Supplied information:

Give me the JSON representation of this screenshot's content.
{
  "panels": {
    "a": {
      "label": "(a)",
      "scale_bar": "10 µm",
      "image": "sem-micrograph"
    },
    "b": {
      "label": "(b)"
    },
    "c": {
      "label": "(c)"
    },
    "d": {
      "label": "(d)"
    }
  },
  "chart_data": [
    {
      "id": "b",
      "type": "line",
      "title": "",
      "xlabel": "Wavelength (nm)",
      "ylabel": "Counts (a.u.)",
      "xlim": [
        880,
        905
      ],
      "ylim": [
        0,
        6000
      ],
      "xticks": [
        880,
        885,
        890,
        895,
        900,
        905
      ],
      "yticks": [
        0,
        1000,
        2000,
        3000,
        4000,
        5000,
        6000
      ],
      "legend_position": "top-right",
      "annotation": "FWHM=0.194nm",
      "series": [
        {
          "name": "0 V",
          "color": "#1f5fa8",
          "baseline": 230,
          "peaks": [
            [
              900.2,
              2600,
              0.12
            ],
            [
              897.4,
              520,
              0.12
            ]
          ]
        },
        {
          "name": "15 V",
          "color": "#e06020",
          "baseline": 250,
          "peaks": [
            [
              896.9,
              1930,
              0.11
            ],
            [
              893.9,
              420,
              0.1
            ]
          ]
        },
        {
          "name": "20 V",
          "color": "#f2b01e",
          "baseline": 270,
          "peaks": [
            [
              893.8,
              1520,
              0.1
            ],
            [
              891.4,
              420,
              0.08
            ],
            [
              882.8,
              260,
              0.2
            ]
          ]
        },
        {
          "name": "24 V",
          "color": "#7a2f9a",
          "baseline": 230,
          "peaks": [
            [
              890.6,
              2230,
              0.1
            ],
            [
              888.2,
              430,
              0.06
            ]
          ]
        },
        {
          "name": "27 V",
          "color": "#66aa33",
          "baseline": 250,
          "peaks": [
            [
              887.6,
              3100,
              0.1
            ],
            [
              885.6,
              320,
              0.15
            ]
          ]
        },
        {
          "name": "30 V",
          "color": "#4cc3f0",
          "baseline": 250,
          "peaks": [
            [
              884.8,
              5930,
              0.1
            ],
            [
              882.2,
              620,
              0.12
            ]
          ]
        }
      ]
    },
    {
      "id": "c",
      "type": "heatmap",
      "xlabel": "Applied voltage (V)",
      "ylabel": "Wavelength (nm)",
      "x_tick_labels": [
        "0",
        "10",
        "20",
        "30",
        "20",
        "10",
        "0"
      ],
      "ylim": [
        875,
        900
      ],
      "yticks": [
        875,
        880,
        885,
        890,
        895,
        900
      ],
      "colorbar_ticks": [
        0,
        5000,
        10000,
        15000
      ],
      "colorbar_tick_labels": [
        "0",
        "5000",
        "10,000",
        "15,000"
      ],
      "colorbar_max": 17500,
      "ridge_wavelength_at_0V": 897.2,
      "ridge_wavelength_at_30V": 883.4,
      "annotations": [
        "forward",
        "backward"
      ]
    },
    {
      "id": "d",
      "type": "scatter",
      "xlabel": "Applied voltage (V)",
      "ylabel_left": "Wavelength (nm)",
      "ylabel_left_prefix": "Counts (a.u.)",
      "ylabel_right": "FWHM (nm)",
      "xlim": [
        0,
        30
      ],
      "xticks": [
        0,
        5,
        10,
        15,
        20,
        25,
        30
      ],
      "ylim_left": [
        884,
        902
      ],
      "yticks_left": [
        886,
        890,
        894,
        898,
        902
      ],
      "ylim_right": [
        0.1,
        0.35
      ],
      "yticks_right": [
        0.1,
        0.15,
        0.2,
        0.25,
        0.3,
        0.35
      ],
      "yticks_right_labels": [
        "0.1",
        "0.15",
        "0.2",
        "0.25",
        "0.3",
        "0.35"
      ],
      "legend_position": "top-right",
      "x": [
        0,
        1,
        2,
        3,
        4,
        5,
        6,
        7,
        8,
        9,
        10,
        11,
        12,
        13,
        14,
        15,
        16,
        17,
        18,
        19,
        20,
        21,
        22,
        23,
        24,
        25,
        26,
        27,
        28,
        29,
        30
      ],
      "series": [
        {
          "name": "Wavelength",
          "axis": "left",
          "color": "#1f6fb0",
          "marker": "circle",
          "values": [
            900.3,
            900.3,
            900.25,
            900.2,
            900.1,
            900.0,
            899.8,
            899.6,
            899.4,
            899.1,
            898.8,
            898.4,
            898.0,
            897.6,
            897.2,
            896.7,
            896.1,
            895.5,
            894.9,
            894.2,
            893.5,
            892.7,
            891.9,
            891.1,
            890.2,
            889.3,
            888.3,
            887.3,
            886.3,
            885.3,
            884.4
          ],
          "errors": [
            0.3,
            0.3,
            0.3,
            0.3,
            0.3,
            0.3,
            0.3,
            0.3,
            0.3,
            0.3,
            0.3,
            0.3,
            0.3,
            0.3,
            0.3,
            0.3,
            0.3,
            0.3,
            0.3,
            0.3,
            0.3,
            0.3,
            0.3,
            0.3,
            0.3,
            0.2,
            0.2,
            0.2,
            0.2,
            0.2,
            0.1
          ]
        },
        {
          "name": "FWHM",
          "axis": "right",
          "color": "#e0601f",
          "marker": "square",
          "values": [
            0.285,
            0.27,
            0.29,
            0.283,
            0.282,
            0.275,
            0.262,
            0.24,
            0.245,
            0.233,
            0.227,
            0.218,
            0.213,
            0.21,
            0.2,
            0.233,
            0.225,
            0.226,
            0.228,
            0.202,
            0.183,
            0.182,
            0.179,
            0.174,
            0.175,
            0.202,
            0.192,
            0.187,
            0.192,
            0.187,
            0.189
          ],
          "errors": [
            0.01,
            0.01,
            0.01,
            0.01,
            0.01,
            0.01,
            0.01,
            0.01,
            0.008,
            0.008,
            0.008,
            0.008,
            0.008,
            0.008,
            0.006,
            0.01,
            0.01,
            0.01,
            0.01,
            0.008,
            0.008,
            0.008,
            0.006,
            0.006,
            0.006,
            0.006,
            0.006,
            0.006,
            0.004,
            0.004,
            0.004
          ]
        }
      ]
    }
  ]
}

Given instruction:
Repeat the preceding lines exactly, please, every one of them.

Response to this exercise:
Give me the JSON representation of this screenshot's content.
{
  "panels": {
    "a": {
      "label": "(a)",
      "scale_bar": "10 µm",
      "image": "sem-micrograph"
    },
    "b": {
      "label": "(b)"
    },
    "c": {
      "label": "(c)"
    },
    "d": {
      "label": "(d)"
    }
  },
  "chart_data": [
    {
      "id": "b",
      "type": "line",
      "title": "",
      "xlabel": "Wavelength (nm)",
      "ylabel": "Counts (a.u.)",
      "xlim": [
        880,
        905
      ],
      "ylim": [
        0,
        6000
      ],
      "xticks": [
        880,
        885,
        890,
        895,
        900,
        905
      ],
      "yticks": [
        0,
        1000,
        2000,
        3000,
        4000,
        5000,
        6000
      ],
      "legend_position": "top-right",
      "annotation": "FWHM=0.194nm",
      "series": [
        {
          "name": "0 V",
          "color": "#1f5fa8",
          "baseline": 230,
          "peaks": [
            [
              900.2,
              2600,
              0.12
            ],
            [
              897.4,
              520,
              0.12
            ]
          ]
        },
        {
          "name": "15 V",
          "color": "#e06020",
          "baseline": 250,
          "peaks": [
            [
              896.9,
              1930,
              0.11
            ],
            [
              893.9,
              420,
              0.1
            ]
          ]
        },
        {
          "name": "20 V",
          "color": "#f2b01e",
          "baseline": 270,
          "peaks": [
            [
              893.8,
              1520,
              0.1
            ],
            [
              891.4,
              420,
              0.08
            ],
            [
              882.8,
              260,
              0.2
            ]
          ]
        },
        {
          "name": "24 V",
          "color": "#7a2f9a",
          "baseline": 230,
          "peaks": [
            [
              890.6,
              2230,
              0.1
            ],
            [
              888.2,
              430,
              0.06
            ]
          ]
        },
        {
          "name": "27 V",
          "color": "#66aa33",
          "baseline": 250,
          "peaks": [
            [
              887.6,
              3100,
              0.1
            ],
            [
              885.6,
              320,
              0.15
            ]
          ]
        },
        {
          "name": "30 V",
          "color": "#4cc3f0",
          "baseline": 250,
          "peaks": [
            [
              884.8,
              5930,
              0.1
            ],
            [
              882.2,
              620,
              0.12
            ]
          ]
        }
      ]
    },
    {
      "id": "c",
      "type": "heatmap",
      "xlabel": "Applied voltage (V)",
      "ylabel": "Wavelength (nm)",
      "x_tick_labels": [
        "0",
        "10",
        "20",
        "30",
        "20",
        "10",
        "0"
      ],
      "ylim": [
        875,
        900
      ],
      "yticks": [
        875,
        880,
        885,
        890,
        895,
        900
      ],
      "colorbar_ticks": [
        0,
        5000,
        10000,
        15000
      ],
      "colorbar_tick_labels": [
        "0",
        "5000",
        "10,000",
        "15,000"
      ],
      "colorbar_max": 17500,
      "ridge_wavelength_at_0V": 897.2,
      "ridge_wavelength_at_30V": 883.4,
      "annotations": [
        "forward",
        "backward"
      ]
    },
    {
      "id": "d",
      "type": "scatter",
      "xlabel": "Applied voltage (V)",
      "ylabel_left": "Wavelength (nm)",
      "ylabel_left_prefix": "Counts (a.u.)",
      "ylabel_right": "FWHM (nm)",
      "xlim": [
        0,
        30
      ],
      "xticks": [
        0,
        5,
        10,
        15,
        20,
        25,
        30
      ],
      "ylim_left": [
        884,
        902
      ],
      "yticks_left": [
        886,
        890,
        894,
        898,
        902
      ],
      "ylim_right": [
        0.1,
        0.35
      ],
      "yticks_right": [
        0.1,
        0.15,
        0.2,
        0.25,
        0.3,
        0.35
      ],
      "yticks_right_labels": [
        "0.1",
        "0.15",
        "0.2",
        "0.25",
        "0.3",
        "0.35"
      ],
      "legend_position": "top-right",
      "x": [
        0,
        1,
        2,
        3,
        4,
        5,
        6,
        7,
        8,
        9,
        10,
        11,
        12,
        13,
        14,
        15,
        16,
        17,
        18,
        19,
        20,
        21,
        22,
        23,
        24,
        25,
        26,
        27,
        28,
        29,
        30
      ],
      "series": [
        {
          "name": "Wavelength",
          "axis": "left",
          "color": "#1f6fb0",
          "marker": "circle",
          "values": [
            900.3,
            900.3,
            900.25,
            900.2,
            900.1,
            900.0,
            899.8,
            899.6,
            899.4,
            899.1,
            898.8,
            898.4,
            898.0,
            897.6,
            897.2,
            896.7,
            896.1,
            895.5,
            894.9,
            894.2,
            893.5,
            892.7,
            891.9,
            891.1,
            890.2,
            889.3,
            888.3,
            887.3,
            886.3,
            885.3,
            884.4
          ],
          "errors": [
            0.3,
            0.3,
            0.3,
            0.3,
            0.3,
            0.3,
            0.3,
            0.3,
            0.3,
            0.3,
            0.3,
            0.3,
            0.3,
            0.3,
            0.3,
            0.3,
            0.3,
            0.3,
            0.3,
            0.3,
            0.3,
            0.3,
            0.3,
            0.3,
            0.3,
            0.2,
            0.2,
            0.2,
            0.2,
            0.2,
            0.1
          ]
        },
        {
          "name": "FWHM",
          "axis": "right",
          "color": "#e0601f",
          "marker": "square",
          "values": [
            0.285,
            0.27,
            0.29,
            0.283,
            0.282,
            0.275,
            0.262,
            0.24,
            0.245,
            0.233,
            0.227,
            0.218,
            0.213,
            0.21,
            0.2,
            0.233,
            0.225,
            0.226,
            0.228,
            0.202,
            0.183,
            0.182,
            0.179,
            0.174,
            0.175,
            0.202,
            0.192,
            0.187,
            0.192,
            0.187,
            0.189
          ],
          "errors": [
            0.01,
            0.01,
            0.01,
            0.01,
            0.01,
            0.01,
            0.01,
            0.01,
            0.008,
            0.008,
            0.008,
            0.008,
            0.008,
            0.008,
            0.006,
            0.01,
            0.01,
            0.01,
            0.01,
            0.008,
            0.008,
            0.008,
            0.006,
            0.006,
            0.006,
            0.006,
            0.006,
            0.006,
            0.004,
            0.004,
            0.004
          ]
        }
      ]
    }
  ]
}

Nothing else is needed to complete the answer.